Please continue the forum thread of jokes, picking up after its last post.

:: SUPPLIED PASSAGE ::
****************************************

The boy says, "Dark in here."

The priest says, "Don't start that shit again."


Nimraw
Paranoid (IV) Inmate

From: Styx
Insane since: Sep 2000

posted posted 10-07-2002 17:56

LMAO

Shii, that one was great!

I have to dig up my old textfile with jokes and see if I've got any english ones.

genis
Paranoid (IV) Inmate

From: Dallas, TX
Insane since: Aug 2002

posted posted 10-07-2002 20:24

hmm... oh, i guess you can't translate wordplay jokes that well from another language.

ahem...
Alligator sits down at a bar.
Beside him is a drunken barfly who keeps yelling at him about how crocodiles are better.
She is so annoying, he finally swallows her whole just to shut her up.
Then he turns to the bartender and asks for a pint.
Bartender says, "We don't serve your kind here."
"What you don't serve Alligators?!" the Alligator says, outraged.
"No, we don't serve druggies." replies the bartender.
"What? I'm not a druggie!" says the Alligator.
"Oh yeah?" questions the bartender."What about that bar-bitch-u-ate?"

ahh... classic.

A leprechaun walks into a bar and he's got a steering wheel hanging off of his dick.
The people inquire as to how the steering wheel got on there, to which the leprechaun replies,
"I don't know, but it's drivin' me nuts!"

****************************************

:: DATASET ::
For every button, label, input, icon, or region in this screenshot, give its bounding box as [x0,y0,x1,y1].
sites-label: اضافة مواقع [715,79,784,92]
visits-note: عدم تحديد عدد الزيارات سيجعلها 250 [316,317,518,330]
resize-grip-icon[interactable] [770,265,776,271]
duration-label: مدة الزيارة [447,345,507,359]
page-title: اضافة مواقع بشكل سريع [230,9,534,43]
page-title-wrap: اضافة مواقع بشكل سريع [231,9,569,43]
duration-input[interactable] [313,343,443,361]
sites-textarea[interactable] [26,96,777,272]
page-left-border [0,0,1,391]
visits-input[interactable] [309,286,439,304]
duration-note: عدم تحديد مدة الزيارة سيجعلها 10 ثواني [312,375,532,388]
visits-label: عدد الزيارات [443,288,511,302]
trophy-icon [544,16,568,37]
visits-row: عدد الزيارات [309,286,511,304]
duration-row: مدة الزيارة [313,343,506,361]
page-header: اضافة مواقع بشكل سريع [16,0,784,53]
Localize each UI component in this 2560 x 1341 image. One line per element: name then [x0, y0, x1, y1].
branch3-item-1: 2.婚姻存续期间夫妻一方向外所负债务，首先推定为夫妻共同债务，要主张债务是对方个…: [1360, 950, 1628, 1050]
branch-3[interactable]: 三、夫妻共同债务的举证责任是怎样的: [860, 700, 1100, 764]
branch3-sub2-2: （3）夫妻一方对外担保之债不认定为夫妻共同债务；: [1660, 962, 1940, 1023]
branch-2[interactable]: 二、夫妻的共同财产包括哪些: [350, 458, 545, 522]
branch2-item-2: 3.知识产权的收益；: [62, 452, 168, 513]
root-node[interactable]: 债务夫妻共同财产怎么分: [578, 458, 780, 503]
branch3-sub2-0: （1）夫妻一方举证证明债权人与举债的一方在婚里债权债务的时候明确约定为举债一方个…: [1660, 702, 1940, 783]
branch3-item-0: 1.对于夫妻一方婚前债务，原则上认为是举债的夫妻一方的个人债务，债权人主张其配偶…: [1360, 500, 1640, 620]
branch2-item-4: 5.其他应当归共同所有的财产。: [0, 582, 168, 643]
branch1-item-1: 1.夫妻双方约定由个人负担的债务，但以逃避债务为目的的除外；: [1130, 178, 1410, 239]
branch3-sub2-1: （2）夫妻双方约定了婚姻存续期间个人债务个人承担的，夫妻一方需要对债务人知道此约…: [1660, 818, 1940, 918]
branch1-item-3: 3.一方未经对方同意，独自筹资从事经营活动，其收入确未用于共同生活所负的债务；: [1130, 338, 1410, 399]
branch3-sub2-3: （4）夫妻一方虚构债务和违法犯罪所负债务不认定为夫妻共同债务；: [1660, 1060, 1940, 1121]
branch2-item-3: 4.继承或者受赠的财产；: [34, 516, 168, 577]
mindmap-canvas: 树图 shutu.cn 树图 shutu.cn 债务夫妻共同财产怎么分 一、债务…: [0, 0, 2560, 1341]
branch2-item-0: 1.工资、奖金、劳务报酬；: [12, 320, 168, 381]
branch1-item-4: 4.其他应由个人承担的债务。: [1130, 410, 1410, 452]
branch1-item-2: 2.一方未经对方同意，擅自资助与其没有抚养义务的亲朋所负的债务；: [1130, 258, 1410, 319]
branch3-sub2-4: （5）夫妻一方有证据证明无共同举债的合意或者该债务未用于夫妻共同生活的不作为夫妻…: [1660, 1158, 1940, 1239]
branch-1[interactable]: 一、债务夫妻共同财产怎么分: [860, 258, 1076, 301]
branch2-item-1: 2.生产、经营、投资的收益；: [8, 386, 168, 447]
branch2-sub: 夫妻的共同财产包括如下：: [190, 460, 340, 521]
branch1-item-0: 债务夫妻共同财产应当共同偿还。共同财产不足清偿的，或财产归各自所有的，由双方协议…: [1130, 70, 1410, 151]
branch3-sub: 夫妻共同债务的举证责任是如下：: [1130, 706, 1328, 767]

****************************************

:: EXERCISE ANSWER ::
Ha! Oh man.... great stuff.

GrythusDraconis
Paranoid (IV) Inmate

From: The Astral Plane
Insane since: Jul 2002

posted posted 10-07-2002 21:53

A man walking into a bar overhears two men talking.

"I'm serious, You can jump off the building across the street and the updraft will put you right back on the roof."

The man who just walked in jumps into the conversation, "You have to be kidding me. There is no way that can be true."

The first man replies, "You wanna bet?! I'll prove it to you. George here will be our witness."

So the three men truck over to the building across the street and climb up to the stair to the roof.

"Okay... let me see you do it then."

So the guy who had been talking in the bar jumps off the roof and sure enough he swoops back up into the air and lands right where he jumped off.

The other guy stares in disbelief, "Do that again!! I can't believe that. There has to be a rope or something."

"Go ahead check me out. I'm not tied to anything."

After checking to be sure that the man wasn't cheating he lets him jump again, and again he lands right where he jumped off the roof.

"Oh man!! I gotta try this."

The man turns and jumps off the roof. Down, down, down, he goes.... SPLAT!!!!

George turns to the man from the bar and says, "You sure can be an asshole when you're drunk, Superman."

GrythusDraconis
"Be careful not to anger the Great Dragon for you are crunchy and taste good with Ketchup" T-Shirt Somewhere

Gilbert Nolander
Maniac (V) Inmate

From: Washington DC
Insane since: May 2002

posted posted 10-07-2002 22:26

Here is the LOST CHAPTER IN GENESIS.

So God asked him, "What is wrong with you?"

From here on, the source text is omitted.